**SUPPLIED INFORMATION**
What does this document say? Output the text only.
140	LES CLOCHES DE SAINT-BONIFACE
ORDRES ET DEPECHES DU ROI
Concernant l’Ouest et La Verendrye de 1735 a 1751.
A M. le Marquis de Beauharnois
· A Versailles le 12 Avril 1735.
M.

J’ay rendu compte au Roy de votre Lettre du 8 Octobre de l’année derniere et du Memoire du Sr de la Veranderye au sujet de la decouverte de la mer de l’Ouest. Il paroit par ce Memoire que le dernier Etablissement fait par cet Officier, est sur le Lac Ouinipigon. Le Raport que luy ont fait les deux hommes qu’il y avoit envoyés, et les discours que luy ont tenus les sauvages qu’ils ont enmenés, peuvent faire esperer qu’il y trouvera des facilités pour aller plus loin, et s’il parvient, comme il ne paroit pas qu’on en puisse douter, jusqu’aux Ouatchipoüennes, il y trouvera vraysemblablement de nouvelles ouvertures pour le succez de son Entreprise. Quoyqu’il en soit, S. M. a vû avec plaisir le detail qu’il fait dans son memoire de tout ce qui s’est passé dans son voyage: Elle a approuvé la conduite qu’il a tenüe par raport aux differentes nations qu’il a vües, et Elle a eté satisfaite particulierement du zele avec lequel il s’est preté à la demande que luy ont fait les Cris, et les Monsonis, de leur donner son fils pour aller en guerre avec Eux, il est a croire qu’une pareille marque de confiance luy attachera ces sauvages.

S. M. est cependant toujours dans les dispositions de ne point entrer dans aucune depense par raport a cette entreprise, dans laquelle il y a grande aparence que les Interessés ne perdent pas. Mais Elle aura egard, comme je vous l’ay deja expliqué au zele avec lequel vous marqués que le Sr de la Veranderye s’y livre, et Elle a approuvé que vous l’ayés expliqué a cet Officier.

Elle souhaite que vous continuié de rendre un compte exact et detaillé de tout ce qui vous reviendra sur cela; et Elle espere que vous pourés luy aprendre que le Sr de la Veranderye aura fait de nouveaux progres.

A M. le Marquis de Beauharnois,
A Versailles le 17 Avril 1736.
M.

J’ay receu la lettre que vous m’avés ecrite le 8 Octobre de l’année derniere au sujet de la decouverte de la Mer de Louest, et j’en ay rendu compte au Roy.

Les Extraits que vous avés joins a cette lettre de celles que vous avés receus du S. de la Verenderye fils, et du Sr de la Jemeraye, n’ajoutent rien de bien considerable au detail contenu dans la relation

**SHORT TASK**
Work through the listing above and report how many lines include the string "aura", with no other text.

**WRITTEN SOLUTION**
2